**Task**
Take the lines from the one containing "What data populates" through the final line below and restate them exactly. Omit the pictures.

**Data to process**
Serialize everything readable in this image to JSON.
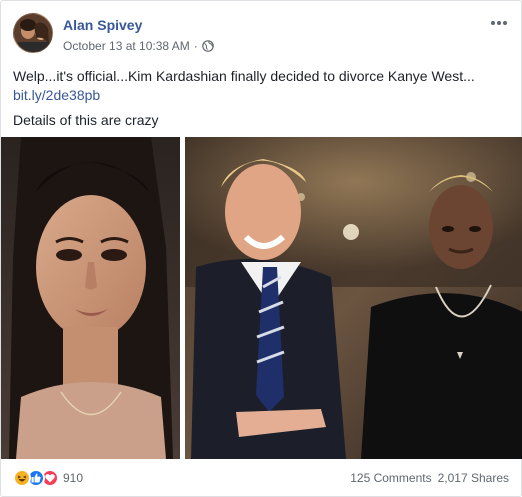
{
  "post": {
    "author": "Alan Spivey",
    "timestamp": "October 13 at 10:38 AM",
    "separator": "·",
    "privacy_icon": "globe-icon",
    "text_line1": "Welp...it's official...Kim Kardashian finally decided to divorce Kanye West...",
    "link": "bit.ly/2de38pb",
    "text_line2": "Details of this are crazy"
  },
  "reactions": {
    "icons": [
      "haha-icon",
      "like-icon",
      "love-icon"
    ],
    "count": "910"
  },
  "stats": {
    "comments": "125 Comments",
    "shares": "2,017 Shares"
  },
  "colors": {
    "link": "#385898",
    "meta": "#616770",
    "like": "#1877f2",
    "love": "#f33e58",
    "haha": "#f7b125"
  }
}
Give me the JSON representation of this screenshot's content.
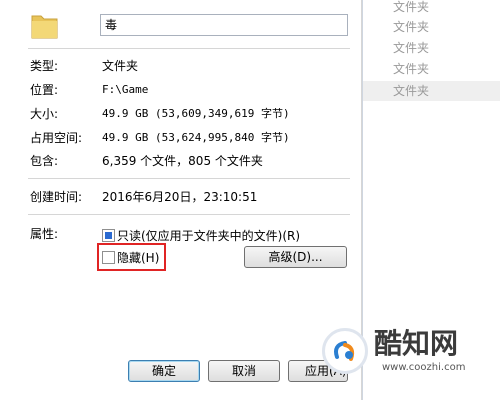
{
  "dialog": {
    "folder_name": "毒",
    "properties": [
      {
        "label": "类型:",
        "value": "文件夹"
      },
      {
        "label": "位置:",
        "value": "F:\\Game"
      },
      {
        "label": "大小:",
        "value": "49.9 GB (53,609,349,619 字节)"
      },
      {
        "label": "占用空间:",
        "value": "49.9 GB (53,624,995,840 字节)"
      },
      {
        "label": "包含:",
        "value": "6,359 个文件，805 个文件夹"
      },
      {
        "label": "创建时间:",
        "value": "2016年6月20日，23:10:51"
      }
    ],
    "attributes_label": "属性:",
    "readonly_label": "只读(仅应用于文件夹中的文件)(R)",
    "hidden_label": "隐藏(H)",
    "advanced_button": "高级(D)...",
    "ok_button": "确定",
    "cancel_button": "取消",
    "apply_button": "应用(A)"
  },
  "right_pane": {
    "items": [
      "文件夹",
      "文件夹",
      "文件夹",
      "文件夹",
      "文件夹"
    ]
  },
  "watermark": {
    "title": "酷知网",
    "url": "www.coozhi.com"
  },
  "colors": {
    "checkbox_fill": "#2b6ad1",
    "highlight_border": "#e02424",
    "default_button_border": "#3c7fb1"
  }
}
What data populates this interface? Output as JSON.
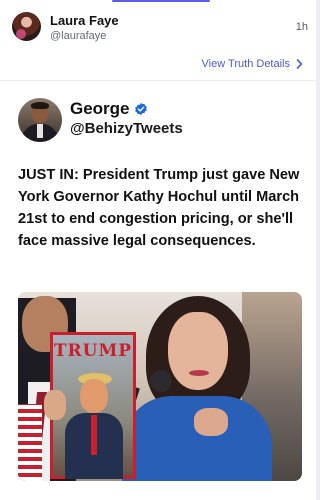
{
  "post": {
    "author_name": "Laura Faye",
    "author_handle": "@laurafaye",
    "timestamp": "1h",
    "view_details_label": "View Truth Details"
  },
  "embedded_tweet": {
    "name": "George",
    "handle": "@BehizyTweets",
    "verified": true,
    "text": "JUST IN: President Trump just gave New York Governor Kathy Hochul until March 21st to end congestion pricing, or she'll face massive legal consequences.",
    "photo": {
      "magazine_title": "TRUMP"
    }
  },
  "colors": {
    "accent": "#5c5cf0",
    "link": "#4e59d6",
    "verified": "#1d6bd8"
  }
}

**Answer**
What data populates this interface? Output as JSON.
{
  "post": {
    "author_name": "Laura Faye",
    "author_handle": "@laurafaye",
    "timestamp": "1h",
    "view_details_label": "View Truth Details"
  },
  "embedded_tweet": {
    "name": "George",
    "handle": "@BehizyTweets",
    "verified": true,
    "text": "JUST IN: President Trump just gave New York Governor Kathy Hochul until March 21st to end congestion pricing, or she'll face massive legal consequences.",
    "photo": {
      "magazine_title": "TRUMP"
    }
  },
  "colors": {
    "accent": "#5c5cf0",
    "link": "#4e59d6",
    "verified": "#1d6bd8"
  }
}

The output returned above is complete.